** Obiettivo **
Secondo il brano sul pranzo al ristorante, quale punteggio su 20 avevano attribuito i vecchi associati di Passione Gourmet?

** Brano del documento **
Si dice così : "dai che andiamo dentro a mangiare tre piattini alla carta e poi proseguiamo per cantine." No, non sarà possibile neanche stavolta . Un secondo dopo avere aperta la porta, anzi, facciamo due perché l’approccio non è stato impeccabile lungo le scale d’accesso, quindi spostiamo velocemente il contesto mentale a dopo aver visto la faccia vispa di Mauro Mattei sorridere da un orecchio all’altro, imitato immediatamente dallo chef uscito dalla cucina con una grinta ed una sicurezza che non ricordavo. Un paio di sorrisi così disarmanti e convinti ci hanno fatto sorgere il sospetto che il pranzo non si sarebbe risolto con due piatti e dessert.
Accidenti che abbronzatura chef ! E poi quella magrezza impietosa verso chi come me aveva fatto di quelle caratteristiche una bandiera, bandiera ammainata , ma guardando questo giovane uomo che non molla, che prende la bici e va su per le colline delle Langhe a raccogliere erbe e fiorellini nel suo orto, allora mi sono detto, datti una mossa!
Quella sala non mi è mai piaciuta, anche la carta dei vini gridava vendetta qualche anno fa e la cucina spingeva più di ora verso l’oriente. Insomma, quando i miei vecchi associati di Passione Gourmet mi presentarono un conto da 19 su 20 , ribadito più di una volta, presi atto ma non senza qualche ombra nella mente.

** Dati estratti **

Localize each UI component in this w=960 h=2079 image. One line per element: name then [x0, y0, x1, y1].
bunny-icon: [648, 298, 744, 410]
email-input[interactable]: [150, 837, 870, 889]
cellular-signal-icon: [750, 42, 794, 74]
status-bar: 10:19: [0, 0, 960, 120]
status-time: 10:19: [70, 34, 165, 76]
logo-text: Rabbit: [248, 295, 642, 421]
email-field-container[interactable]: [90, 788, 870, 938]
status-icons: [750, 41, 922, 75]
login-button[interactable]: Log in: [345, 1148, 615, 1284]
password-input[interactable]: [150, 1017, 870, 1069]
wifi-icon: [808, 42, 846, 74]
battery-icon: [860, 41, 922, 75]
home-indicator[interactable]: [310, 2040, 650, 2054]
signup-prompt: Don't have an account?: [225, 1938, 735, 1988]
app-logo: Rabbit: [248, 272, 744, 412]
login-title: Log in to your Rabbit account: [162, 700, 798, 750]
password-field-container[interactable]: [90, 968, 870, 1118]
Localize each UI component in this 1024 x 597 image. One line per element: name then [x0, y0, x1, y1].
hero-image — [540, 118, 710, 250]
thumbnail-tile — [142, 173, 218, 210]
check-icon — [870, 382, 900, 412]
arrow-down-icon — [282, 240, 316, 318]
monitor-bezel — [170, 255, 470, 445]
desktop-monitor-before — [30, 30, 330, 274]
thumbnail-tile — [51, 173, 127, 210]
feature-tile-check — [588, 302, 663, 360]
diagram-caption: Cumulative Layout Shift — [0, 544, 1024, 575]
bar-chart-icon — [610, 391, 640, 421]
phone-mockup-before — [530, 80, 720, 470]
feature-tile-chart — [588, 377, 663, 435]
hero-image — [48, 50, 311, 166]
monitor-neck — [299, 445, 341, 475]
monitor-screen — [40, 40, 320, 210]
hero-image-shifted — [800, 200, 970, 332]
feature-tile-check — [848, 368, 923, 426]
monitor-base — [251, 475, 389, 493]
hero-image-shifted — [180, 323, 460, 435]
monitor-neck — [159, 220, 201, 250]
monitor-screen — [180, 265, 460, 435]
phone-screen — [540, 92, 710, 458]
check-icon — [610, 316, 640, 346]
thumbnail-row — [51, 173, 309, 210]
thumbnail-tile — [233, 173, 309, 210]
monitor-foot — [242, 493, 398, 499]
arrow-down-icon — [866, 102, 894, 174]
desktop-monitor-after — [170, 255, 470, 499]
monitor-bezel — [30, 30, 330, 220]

** Risposta attesa **
Un punteggio di 19 su 20.